SET PROBLEM
Everything in the data should be repeated exactly, save for the images.

Data records
┄┄┄┄┄┄

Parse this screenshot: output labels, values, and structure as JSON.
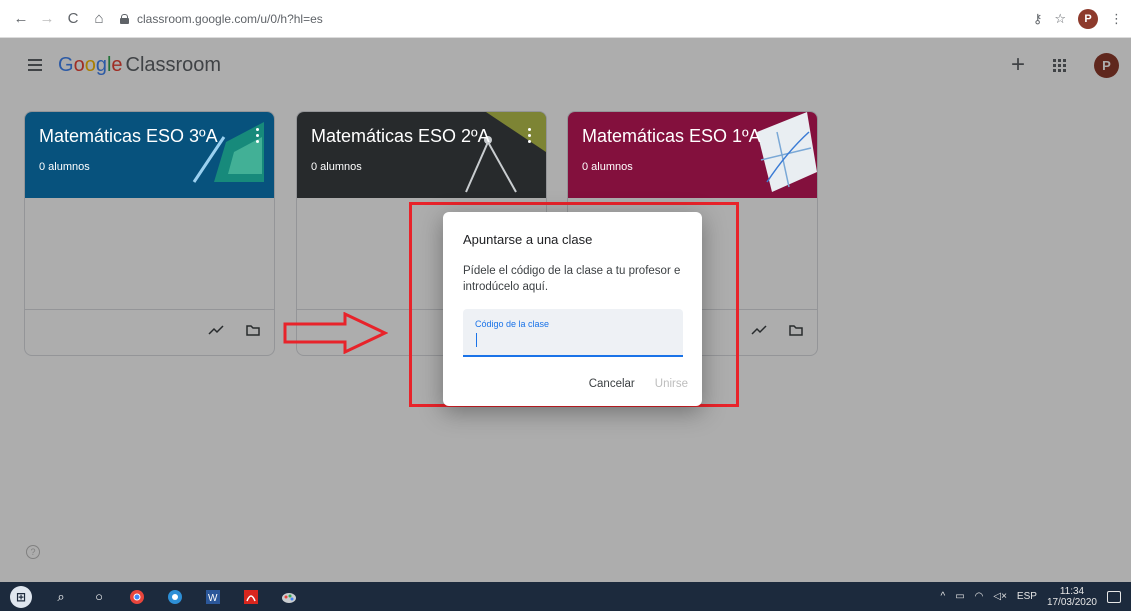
{
  "browser": {
    "url": "classroom.google.com/u/0/h?hl=es",
    "profile_initial": "P"
  },
  "app": {
    "logo_google": [
      "G",
      "o",
      "o",
      "g",
      "l",
      "e"
    ],
    "logo_product": "Classroom",
    "avatar_initial": "P"
  },
  "cards": [
    {
      "title": "Matemáticas ESO 3ºA",
      "subtitle": "0 alumnos",
      "color": "#0b7ab8"
    },
    {
      "title": "Matemáticas ESO 2ºA",
      "subtitle": "0 alumnos",
      "color": "#3a3f42"
    },
    {
      "title": "Matemáticas ESO 1ºA",
      "subtitle": "0 alumnos",
      "color": "#c2185b"
    }
  ],
  "dialog": {
    "title": "Apuntarse a una clase",
    "text": "Pídele el código de la clase a tu profesor e introdúcelo aquí.",
    "field_label": "Código de la clase",
    "field_value": "",
    "cancel_label": "Cancelar",
    "join_label": "Unirse"
  },
  "taskbar": {
    "language": "ESP",
    "time": "11:34",
    "date": "17/03/2020"
  },
  "colors": {
    "accent": "#1a73e8",
    "highlight_red": "#e8232a"
  }
}
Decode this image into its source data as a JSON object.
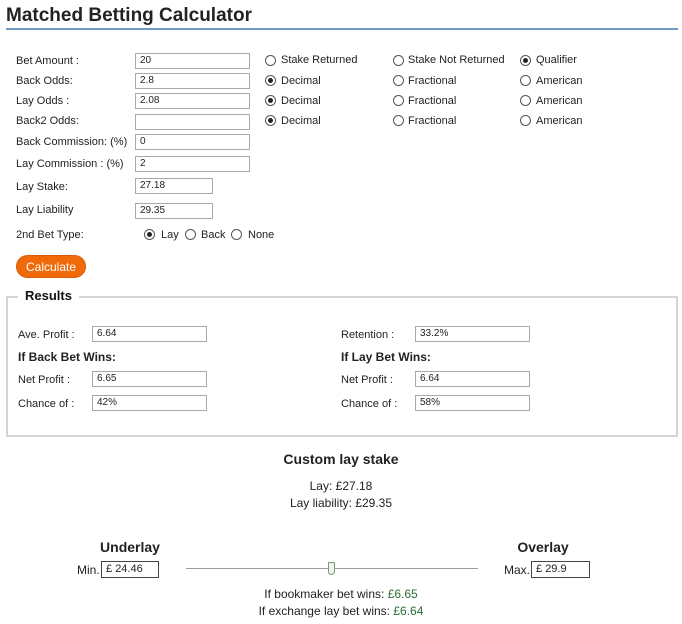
{
  "title": "Matched Betting Calculator",
  "form": {
    "bet_amount": {
      "label": "Bet Amount :",
      "value": "20"
    },
    "back_odds": {
      "label": "Back Odds:",
      "value": "2.8"
    },
    "lay_odds": {
      "label": "Lay Odds :",
      "value": "2.08"
    },
    "back2_odds": {
      "label": "Back2 Odds:",
      "value": ""
    },
    "back_commission": {
      "label": "Back Commission: (%)",
      "value": "0"
    },
    "lay_commission": {
      "label": "Lay Commission : (%)",
      "value": "2"
    },
    "lay_stake": {
      "label": "Lay Stake:",
      "value": "27.18"
    },
    "lay_liability": {
      "label": "Lay Liability",
      "value": "29.35"
    },
    "second_bet_type": {
      "label": "2nd Bet Type:",
      "options": [
        "Lay",
        "Back",
        "None"
      ],
      "selected": "Lay"
    }
  },
  "bet_type_options": {
    "options": [
      "Stake Returned",
      "Stake Not Returned",
      "Qualifier"
    ],
    "selected": "Qualifier"
  },
  "odds_format_options": [
    "Decimal",
    "Fractional",
    "American"
  ],
  "odds_format_selected": {
    "back_odds": "Decimal",
    "lay_odds": "Decimal",
    "back2_odds": "Decimal"
  },
  "calculate_label": "Calculate",
  "results": {
    "legend": "Results",
    "ave_profit": {
      "label": "Ave. Profit :",
      "value": "6.64"
    },
    "retention": {
      "label": "Retention :",
      "value": "33.2%"
    },
    "back_wins": {
      "heading": "If Back Bet Wins:",
      "net_profit_label": "Net Profit :",
      "net_profit": "6.65",
      "chance_label": "Chance of :",
      "chance": "42%"
    },
    "lay_wins": {
      "heading": "If Lay Bet Wins:",
      "net_profit_label": "Net Profit :",
      "net_profit": "6.64",
      "chance_label": "Chance of :",
      "chance": "58%"
    }
  },
  "custom": {
    "heading": "Custom lay stake",
    "lay_label": "Lay:",
    "lay_value": "£27.18",
    "liability_label": "Lay liability:",
    "liability_value": "£29.35",
    "underlay_label": "Underlay",
    "overlay_label": "Overlay",
    "min_label": "Min.",
    "min_currency": "£",
    "min_value": "24.46",
    "max_label": "Max.",
    "max_currency": "£",
    "max_value": "29.9",
    "slider_position": 0.5,
    "bookmaker_label": "If bookmaker bet wins:",
    "bookmaker_value": "£6.65",
    "exchange_label": "If exchange lay bet wins:",
    "exchange_value": "£6.64",
    "profit_color": "#2a6e34"
  },
  "accent_color": "#f16a0a"
}
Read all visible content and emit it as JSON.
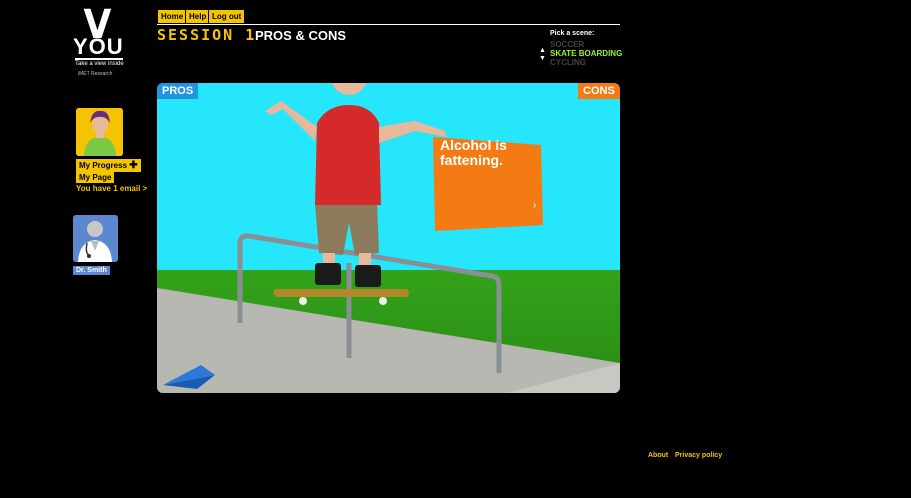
{
  "logo": {
    "letter": "V",
    "word": "YOU",
    "tagline": "Take a view inside",
    "org": "iMET Research"
  },
  "nav": {
    "home": "Home",
    "help": "Help",
    "logout": "Log out"
  },
  "session": {
    "label": "SESSION 1",
    "title": "PROS & CONS"
  },
  "scene_picker": {
    "title": "Pick a scene:",
    "options": [
      "SOCCER",
      "SKATE BOARDING",
      "CYCLING"
    ],
    "selected": "SKATE BOARDING"
  },
  "sidebar": {
    "my_progress": "My Progress",
    "my_page": "My Page",
    "email_notice": "You have 1 email >",
    "doctor": "Dr. Smith"
  },
  "tabs": {
    "pros": "PROS",
    "cons": "CONS"
  },
  "card": {
    "text": "Alcohol is fattening.",
    "color": "#f47b14"
  },
  "footer": {
    "about": "About",
    "privacy": "Privacy policy"
  },
  "colors": {
    "accent": "#f5c400",
    "pros": "#2196e0",
    "cons": "#f47b14",
    "sky": "#26e6fb",
    "doctor": "#5b88cf"
  }
}
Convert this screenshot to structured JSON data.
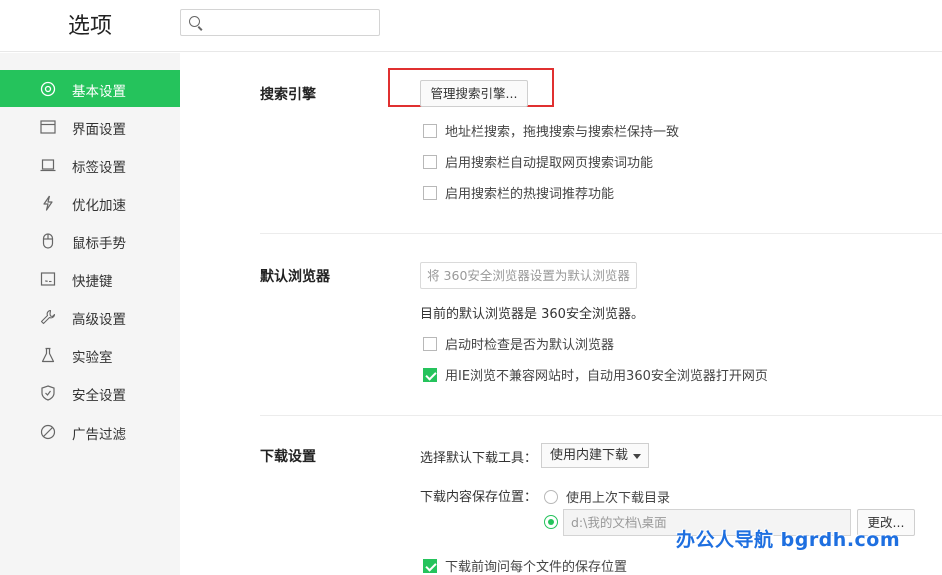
{
  "header": {
    "title": "选项",
    "search_value": ""
  },
  "sidebar": {
    "items": [
      {
        "label": "基本设置",
        "icon": "gear-icon",
        "active": true
      },
      {
        "label": "界面设置",
        "icon": "window-icon",
        "active": false
      },
      {
        "label": "标签设置",
        "icon": "tab-icon",
        "active": false
      },
      {
        "label": "优化加速",
        "icon": "lightning-icon",
        "active": false
      },
      {
        "label": "鼠标手势",
        "icon": "mouse-icon",
        "active": false
      },
      {
        "label": "快捷键",
        "icon": "keyboard-icon",
        "active": false
      },
      {
        "label": "高级设置",
        "icon": "wrench-icon",
        "active": false
      },
      {
        "label": "实验室",
        "icon": "flask-icon",
        "active": false
      },
      {
        "label": "安全设置",
        "icon": "shield-icon",
        "active": false
      },
      {
        "label": "广告过滤",
        "icon": "block-icon",
        "active": false
      }
    ]
  },
  "search_engine": {
    "title": "搜索引擎",
    "manage_label": "管理搜索引擎...",
    "options": [
      {
        "label": "地址栏搜索，拖拽搜索与搜索栏保持一致",
        "checked": false
      },
      {
        "label": "启用搜索栏自动提取网页搜索词功能",
        "checked": false
      },
      {
        "label": "启用搜索栏的热搜词推荐功能",
        "checked": false
      }
    ]
  },
  "default_browser": {
    "title": "默认浏览器",
    "set_default_label": "将 360安全浏览器设置为默认浏览器",
    "status_text": "目前的默认浏览器是 360安全浏览器。",
    "options": [
      {
        "label": "启动时检查是否为默认浏览器",
        "checked": false
      },
      {
        "label": "用IE浏览不兼容网站时，自动用360安全浏览器打开网页",
        "checked": true
      }
    ]
  },
  "download": {
    "title": "下载设置",
    "tool_label": "选择默认下载工具：",
    "tool_value": "使用内建下载",
    "save_label": "下载内容保存位置：",
    "radio_last": "使用上次下载目录",
    "path_value": "d:\\我的文档\\桌面",
    "change_label": "更改...",
    "ask_label": "下载前询问每个文件的保存位置",
    "ask_checked": true
  },
  "watermark": "办公人导航  bgrdh.com",
  "colors": {
    "accent": "#25c35c",
    "highlight": "#e03030"
  }
}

┄┄┄┄┄┄

SOLUTION TO THIS EXERCISE
Parse this screenshot: output labels, values, and structure as JSON.
{
  "browser": {
    "url": "classroom.google.com/u/0/h?hl=es",
    "profile_initial": "P"
  },
  "app": {
    "logo_google": [
      "G",
      "o",
      "o",
      "g",
      "l",
      "e"
    ],
    "logo_product": "Classroom",
    "avatar_initial": "P"
  },
  "cards": [
    {
      "title": "Matemáticas ESO 3ºA",
      "subtitle": "0 alumnos",
      "color": "#0b7ab8"
    },
    {
      "title": "Matemáticas ESO 2ºA",
      "subtitle": "0 alumnos",
      "color": "#3a3f42"
    },
    {
      "title": "Matemáticas ESO 1ºA",
      "subtitle": "0 alumnos",
      "color": "#c2185b"
    }
  ],
  "dialog": {
    "title": "Apuntarse a una clase",
    "text": "Pídele el código de la clase a tu profesor e introdúcelo aquí.",
    "field_label": "Código de la clase",
    "field_value": "",
    "cancel_label": "Cancelar",
    "join_label": "Unirse"
  },
  "taskbar": {
    "language": "ESP",
    "time": "11:34",
    "date": "17/03/2020"
  },
  "colors": {
    "accent": "#1a73e8",
    "highlight_red": "#e8232a"
  }
}
Decode this image into its source data as a JSON object.
{
  "title": "Matched Betting Calculator",
  "form": {
    "bet_amount": {
      "label": "Bet Amount :",
      "value": "20"
    },
    "back_odds": {
      "label": "Back Odds:",
      "value": "2.8"
    },
    "lay_odds": {
      "label": "Lay Odds :",
      "value": "2.08"
    },
    "back2_odds": {
      "label": "Back2 Odds:",
      "value": ""
    },
    "back_commission": {
      "label": "Back Commission: (%)",
      "value": "0"
    },
    "lay_commission": {
      "label": "Lay Commission : (%)",
      "value": "2"
    },
    "lay_stake": {
      "label": "Lay Stake:",
      "value": "27.18"
    },
    "lay_liability": {
      "label": "Lay Liability",
      "value": "29.35"
    },
    "second_bet_type": {
      "label": "2nd Bet Type:",
      "options": [
        "Lay",
        "Back",
        "None"
      ],
      "selected": "Lay"
    }
  },
  "bet_type_options": {
    "options": [
      "Stake Returned",
      "Stake Not Returned",
      "Qualifier"
    ],
    "selected": "Qualifier"
  },
  "odds_format_options": [
    "Decimal",
    "Fractional",
    "American"
  ],
  "odds_format_selected": {
    "back_odds": "Decimal",
    "lay_odds": "Decimal",
    "back2_odds": "Decimal"
  },
  "calculate_label": "Calculate",
  "results": {
    "legend": "Results",
    "ave_profit": {
      "label": "Ave. Profit :",
      "value": "6.64"
    },
    "retention": {
      "label": "Retention :",
      "value": "33.2%"
    },
    "back_wins": {
      "heading": "If Back Bet Wins:",
      "net_profit_label": "Net Profit :",
      "net_profit": "6.65",
      "chance_label": "Chance of :",
      "chance": "42%"
    },
    "lay_wins": {
      "heading": "If Lay Bet Wins:",
      "net_profit_label": "Net Profit :",
      "net_profit": "6.64",
      "chance_label": "Chance of :",
      "chance": "58%"
    }
  },
  "custom": {
    "heading": "Custom lay stake",
    "lay_label": "Lay:",
    "lay_value": "£27.18",
    "liability_label": "Lay liability:",
    "liability_value": "£29.35",
    "underlay_label": "Underlay",
    "overlay_label": "Overlay",
    "min_label": "Min.",
    "min_currency": "£",
    "min_value": "24.46",
    "max_label": "Max.",
    "max_currency": "£",
    "max_value": "29.9",
    "slider_position": 0.5,
    "bookmaker_label": "If bookmaker bet wins:",
    "bookmaker_value": "£6.65",
    "exchange_label": "If exchange lay bet wins:",
    "exchange_value": "£6.64",
    "profit_color": "#2a6e34"
  },
  "accent_color": "#f16a0a"
}
Read all visible content and emit it as JSON.
{
  "logo": {
    "letter": "V",
    "word": "YOU",
    "tagline": "Take a view inside",
    "org": "iMET Research"
  },
  "nav": {
    "home": "Home",
    "help": "Help",
    "logout": "Log out"
  },
  "session": {
    "label": "SESSION 1",
    "title": "PROS & CONS"
  },
  "scene_picker": {
    "title": "Pick a scene:",
    "options": [
      "SOCCER",
      "SKATE BOARDING",
      "CYCLING"
    ],
    "selected": "SKATE BOARDING"
  },
  "sidebar": {
    "my_progress": "My Progress",
    "my_page": "My Page",
    "email_notice": "You have 1 email >",
    "doctor": "Dr. Smith"
  },
  "tabs": {
    "pros": "PROS",
    "cons": "CONS"
  },
  "card": {
    "text": "Alcohol is fattening.",
    "color": "#f47b14"
  },
  "footer": {
    "about": "About",
    "privacy": "Privacy policy"
  },
  "colors": {
    "accent": "#f5c400",
    "pros": "#2196e0",
    "cons": "#f47b14",
    "sky": "#26e6fb",
    "doctor": "#5b88cf"
  }
}
Convert this screenshot to structured JSON data.
{
  "header": {
    "title": "选项",
    "search_value": ""
  },
  "sidebar": {
    "items": [
      {
        "label": "基本设置",
        "icon": "gear-icon",
        "active": true
      },
      {
        "label": "界面设置",
        "icon": "window-icon",
        "active": false
      },
      {
        "label": "标签设置",
        "icon": "tab-icon",
        "active": false
      },
      {
        "label": "优化加速",
        "icon": "lightning-icon",
        "active": false
      },
      {
        "label": "鼠标手势",
        "icon": "mouse-icon",
        "active": false
      },
      {
        "label": "快捷键",
        "icon": "keyboard-icon",
        "active": false
      },
      {
        "label": "高级设置",
        "icon": "wrench-icon",
        "active": false
      },
      {
        "label": "实验室",
        "icon": "flask-icon",
        "active": false
      },
      {
        "label": "安全设置",
        "icon": "shield-icon",
        "active": false
      },
      {
        "label": "广告过滤",
        "icon": "block-icon",
        "active": false
      }
    ]
  },
  "search_engine": {
    "title": "搜索引擎",
    "manage_label": "管理搜索引擎...",
    "options": [
      {
        "label": "地址栏搜索，拖拽搜索与搜索栏保持一致",
        "checked": false
      },
      {
        "label": "启用搜索栏自动提取网页搜索词功能",
        "checked": false
      },
      {
        "label": "启用搜索栏的热搜词推荐功能",
        "checked": false
      }
    ]
  },
  "default_browser": {
    "title": "默认浏览器",
    "set_default_label": "将 360安全浏览器设置为默认浏览器",
    "status_text": "目前的默认浏览器是 360安全浏览器。",
    "options": [
      {
        "label": "启动时检查是否为默认浏览器",
        "checked": false
      },
      {
        "label": "用IE浏览不兼容网站时，自动用360安全浏览器打开网页",
        "checked": true
      }
    ]
  },
  "download": {
    "title": "下载设置",
    "tool_label": "选择默认下载工具：",
    "tool_value": "使用内建下载",
    "save_label": "下载内容保存位置：",
    "radio_last": "使用上次下载目录",
    "path_value": "d:\\我的文档\\桌面",
    "change_label": "更改...",
    "ask_label": "下载前询问每个文件的保存位置",
    "ask_checked": true
  },
  "watermark": "办公人导航  bgrdh.com",
  "colors": {
    "accent": "#25c35c",
    "highlight": "#e03030"
  }
}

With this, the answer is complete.